Can you convert the entries into a JSON list of strings, one string per line, skipping any blank lines? Start with the very first line of the entries and go on through the line that contains "data-point[interactable] [115, 126, 120, 131]".

──────── MATERIAL FOR THE TASK

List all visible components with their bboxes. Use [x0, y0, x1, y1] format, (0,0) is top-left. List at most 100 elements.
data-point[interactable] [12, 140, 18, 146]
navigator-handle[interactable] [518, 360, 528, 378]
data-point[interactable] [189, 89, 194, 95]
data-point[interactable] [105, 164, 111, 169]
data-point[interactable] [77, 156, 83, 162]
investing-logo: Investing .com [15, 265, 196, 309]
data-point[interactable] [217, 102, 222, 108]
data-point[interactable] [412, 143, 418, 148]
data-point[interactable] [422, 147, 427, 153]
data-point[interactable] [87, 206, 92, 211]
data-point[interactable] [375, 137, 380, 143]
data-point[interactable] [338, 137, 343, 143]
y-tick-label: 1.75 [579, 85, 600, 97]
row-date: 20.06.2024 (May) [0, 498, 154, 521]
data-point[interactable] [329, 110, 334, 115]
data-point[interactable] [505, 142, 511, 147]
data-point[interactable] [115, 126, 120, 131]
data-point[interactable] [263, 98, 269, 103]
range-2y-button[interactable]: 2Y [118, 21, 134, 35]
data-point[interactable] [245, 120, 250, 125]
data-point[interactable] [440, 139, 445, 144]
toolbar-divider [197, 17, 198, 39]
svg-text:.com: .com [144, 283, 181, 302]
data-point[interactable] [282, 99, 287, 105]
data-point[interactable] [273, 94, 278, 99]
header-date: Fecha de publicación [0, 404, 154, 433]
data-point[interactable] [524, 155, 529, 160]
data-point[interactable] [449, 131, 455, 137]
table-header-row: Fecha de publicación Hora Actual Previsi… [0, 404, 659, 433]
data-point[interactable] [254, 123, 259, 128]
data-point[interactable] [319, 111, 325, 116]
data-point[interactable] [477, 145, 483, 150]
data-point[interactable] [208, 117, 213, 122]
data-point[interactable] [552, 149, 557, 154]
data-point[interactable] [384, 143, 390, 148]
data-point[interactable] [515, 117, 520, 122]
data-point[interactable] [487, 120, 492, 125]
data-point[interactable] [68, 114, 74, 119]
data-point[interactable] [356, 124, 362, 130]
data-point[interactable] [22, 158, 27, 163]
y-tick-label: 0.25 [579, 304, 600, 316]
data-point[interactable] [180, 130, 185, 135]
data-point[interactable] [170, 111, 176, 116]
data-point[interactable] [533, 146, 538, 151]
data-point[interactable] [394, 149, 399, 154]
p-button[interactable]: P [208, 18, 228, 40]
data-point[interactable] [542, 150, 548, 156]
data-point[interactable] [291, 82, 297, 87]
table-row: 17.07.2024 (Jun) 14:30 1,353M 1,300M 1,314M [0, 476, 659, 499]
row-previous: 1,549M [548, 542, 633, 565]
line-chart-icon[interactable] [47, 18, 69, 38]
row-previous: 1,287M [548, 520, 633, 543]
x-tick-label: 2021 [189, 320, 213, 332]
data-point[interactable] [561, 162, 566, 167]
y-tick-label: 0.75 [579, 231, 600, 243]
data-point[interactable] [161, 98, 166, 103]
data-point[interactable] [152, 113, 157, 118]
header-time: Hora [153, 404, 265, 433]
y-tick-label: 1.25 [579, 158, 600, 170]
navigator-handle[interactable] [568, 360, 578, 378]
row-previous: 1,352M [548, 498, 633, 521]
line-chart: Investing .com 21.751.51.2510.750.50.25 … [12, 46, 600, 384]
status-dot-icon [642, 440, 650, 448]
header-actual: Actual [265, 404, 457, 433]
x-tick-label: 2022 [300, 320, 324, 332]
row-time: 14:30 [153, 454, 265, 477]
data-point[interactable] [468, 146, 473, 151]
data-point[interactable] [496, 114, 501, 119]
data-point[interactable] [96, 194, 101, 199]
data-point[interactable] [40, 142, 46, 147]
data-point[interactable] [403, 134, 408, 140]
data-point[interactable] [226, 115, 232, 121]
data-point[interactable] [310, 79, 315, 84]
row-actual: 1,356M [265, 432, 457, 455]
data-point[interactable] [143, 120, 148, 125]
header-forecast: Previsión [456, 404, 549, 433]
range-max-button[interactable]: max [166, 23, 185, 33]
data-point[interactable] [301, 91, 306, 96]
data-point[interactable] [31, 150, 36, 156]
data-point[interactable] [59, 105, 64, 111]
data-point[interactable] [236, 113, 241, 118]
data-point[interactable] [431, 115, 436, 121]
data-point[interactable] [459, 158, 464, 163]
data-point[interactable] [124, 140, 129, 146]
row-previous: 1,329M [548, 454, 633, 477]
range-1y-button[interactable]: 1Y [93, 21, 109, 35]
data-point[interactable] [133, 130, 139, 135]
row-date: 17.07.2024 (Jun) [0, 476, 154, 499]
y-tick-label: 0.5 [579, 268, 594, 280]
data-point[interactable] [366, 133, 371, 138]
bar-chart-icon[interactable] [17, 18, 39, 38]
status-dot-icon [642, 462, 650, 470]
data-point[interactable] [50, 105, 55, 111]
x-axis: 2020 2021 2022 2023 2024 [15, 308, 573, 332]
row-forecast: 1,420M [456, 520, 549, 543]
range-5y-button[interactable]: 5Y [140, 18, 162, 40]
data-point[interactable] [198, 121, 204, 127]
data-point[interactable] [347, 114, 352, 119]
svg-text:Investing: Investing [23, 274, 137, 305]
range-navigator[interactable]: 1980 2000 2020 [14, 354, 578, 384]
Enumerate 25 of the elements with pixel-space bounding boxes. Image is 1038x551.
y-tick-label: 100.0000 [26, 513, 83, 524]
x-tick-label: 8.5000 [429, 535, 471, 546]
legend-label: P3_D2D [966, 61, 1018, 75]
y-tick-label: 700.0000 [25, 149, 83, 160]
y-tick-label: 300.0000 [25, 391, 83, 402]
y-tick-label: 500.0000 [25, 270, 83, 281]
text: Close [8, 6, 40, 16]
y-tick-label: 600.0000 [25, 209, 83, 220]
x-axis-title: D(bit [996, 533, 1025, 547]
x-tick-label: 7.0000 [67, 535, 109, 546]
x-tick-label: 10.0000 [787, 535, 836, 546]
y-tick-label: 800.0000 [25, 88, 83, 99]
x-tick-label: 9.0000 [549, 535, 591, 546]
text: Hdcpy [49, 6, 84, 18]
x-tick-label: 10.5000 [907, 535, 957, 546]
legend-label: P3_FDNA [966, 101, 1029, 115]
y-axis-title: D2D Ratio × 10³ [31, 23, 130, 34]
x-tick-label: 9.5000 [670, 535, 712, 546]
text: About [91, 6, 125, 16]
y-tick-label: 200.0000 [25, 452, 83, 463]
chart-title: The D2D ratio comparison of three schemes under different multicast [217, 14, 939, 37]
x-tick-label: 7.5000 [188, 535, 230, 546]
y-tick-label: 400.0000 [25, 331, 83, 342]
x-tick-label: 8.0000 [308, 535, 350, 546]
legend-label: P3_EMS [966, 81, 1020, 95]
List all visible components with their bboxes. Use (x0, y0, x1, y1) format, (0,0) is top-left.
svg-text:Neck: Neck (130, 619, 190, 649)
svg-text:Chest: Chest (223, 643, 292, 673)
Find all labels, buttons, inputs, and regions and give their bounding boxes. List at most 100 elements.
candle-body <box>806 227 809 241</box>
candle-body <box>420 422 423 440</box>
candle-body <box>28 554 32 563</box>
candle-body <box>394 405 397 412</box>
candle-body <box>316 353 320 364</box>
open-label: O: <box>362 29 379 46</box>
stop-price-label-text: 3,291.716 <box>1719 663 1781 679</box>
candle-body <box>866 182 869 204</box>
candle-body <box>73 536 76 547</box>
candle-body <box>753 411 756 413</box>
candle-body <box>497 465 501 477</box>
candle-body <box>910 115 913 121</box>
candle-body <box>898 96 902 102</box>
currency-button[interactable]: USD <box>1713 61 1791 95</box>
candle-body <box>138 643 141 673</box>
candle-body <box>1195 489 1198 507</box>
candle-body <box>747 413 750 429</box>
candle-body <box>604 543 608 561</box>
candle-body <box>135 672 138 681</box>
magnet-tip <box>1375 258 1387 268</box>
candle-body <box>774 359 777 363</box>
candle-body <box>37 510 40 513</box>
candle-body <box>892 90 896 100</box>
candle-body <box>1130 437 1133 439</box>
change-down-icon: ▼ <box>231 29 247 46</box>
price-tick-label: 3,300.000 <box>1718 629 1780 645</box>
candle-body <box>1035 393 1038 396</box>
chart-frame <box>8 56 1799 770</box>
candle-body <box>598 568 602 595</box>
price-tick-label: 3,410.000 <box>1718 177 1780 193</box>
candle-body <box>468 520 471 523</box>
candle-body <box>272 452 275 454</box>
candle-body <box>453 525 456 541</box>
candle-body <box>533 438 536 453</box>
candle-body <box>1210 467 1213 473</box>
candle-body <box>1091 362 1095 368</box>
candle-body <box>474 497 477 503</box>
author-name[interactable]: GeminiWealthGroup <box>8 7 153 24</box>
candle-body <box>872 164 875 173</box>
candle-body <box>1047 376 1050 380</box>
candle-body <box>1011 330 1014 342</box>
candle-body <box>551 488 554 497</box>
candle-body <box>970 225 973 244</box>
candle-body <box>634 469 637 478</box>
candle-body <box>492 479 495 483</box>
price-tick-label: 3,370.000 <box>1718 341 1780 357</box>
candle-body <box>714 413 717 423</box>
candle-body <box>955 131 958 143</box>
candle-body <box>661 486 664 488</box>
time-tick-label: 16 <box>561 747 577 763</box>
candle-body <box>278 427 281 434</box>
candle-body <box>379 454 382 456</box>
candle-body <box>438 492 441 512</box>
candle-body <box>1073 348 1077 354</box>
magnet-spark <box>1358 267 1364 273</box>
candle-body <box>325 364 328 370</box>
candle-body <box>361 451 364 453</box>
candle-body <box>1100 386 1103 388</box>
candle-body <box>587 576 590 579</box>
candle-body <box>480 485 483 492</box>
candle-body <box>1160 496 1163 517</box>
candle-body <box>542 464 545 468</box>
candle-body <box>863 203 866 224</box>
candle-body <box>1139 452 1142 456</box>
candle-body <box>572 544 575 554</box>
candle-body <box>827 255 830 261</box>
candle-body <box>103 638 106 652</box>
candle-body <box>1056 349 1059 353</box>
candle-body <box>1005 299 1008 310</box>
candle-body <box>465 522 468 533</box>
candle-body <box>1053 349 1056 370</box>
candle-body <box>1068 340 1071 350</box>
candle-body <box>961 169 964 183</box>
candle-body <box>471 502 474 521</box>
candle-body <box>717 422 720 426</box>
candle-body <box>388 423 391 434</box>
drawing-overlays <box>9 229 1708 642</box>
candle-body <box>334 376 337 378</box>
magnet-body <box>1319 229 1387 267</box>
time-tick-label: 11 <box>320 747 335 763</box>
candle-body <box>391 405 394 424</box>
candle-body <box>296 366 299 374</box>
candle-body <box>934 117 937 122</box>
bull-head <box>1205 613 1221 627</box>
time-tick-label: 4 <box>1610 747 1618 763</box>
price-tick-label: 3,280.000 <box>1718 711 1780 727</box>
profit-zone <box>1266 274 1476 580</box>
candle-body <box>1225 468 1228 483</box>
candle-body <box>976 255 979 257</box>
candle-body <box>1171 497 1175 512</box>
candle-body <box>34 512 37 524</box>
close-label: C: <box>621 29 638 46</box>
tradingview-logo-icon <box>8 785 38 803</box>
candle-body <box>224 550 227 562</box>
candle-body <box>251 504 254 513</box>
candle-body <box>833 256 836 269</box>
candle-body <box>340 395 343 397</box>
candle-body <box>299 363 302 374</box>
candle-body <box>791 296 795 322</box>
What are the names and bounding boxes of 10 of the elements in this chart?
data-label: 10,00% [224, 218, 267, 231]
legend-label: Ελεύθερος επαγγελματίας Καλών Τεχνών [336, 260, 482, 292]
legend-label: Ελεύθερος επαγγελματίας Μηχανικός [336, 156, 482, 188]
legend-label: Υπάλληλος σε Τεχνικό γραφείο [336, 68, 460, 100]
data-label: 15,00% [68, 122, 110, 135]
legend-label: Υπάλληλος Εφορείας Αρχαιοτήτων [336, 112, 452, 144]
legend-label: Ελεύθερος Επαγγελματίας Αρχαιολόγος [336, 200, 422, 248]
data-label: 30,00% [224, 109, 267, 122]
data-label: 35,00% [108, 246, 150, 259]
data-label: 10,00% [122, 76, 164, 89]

────────────────

RESPONSE TO THE EXERCISE:
[
  "List all visible components with their bboxes. Use [x0, y0, x1, y1] format, (0,0) is top-left. List at most 100 elements.",
  "data-point[interactable] [12, 140, 18, 146]",
  "navigator-handle[interactable] [518, 360, 528, 378]",
  "data-point[interactable] [189, 89, 194, 95]",
  "data-point[interactable] [105, 164, 111, 169]",
  "data-point[interactable] [77, 156, 83, 162]",
  "investing-logo: Investing .com [15, 265, 196, 309]",
  "data-point[interactable] [217, 102, 222, 108]",
  "data-point[interactable] [412, 143, 418, 148]",
  "data-point[interactable] [422, 147, 427, 153]",
  "data-point[interactable] [87, 206, 92, 211]",
  "data-point[interactable] [375, 137, 380, 143]",
  "data-point[interactable] [338, 137, 343, 143]",
  "y-tick-label: 1.75 [579, 85, 600, 97]",
  "row-date: 20.06.2024 (May) [0, 498, 154, 521]",
  "data-point[interactable] [329, 110, 334, 115]",
  "data-point[interactable] [505, 142, 511, 147]",
  "data-point[interactable] [115, 126, 120, 131]"
]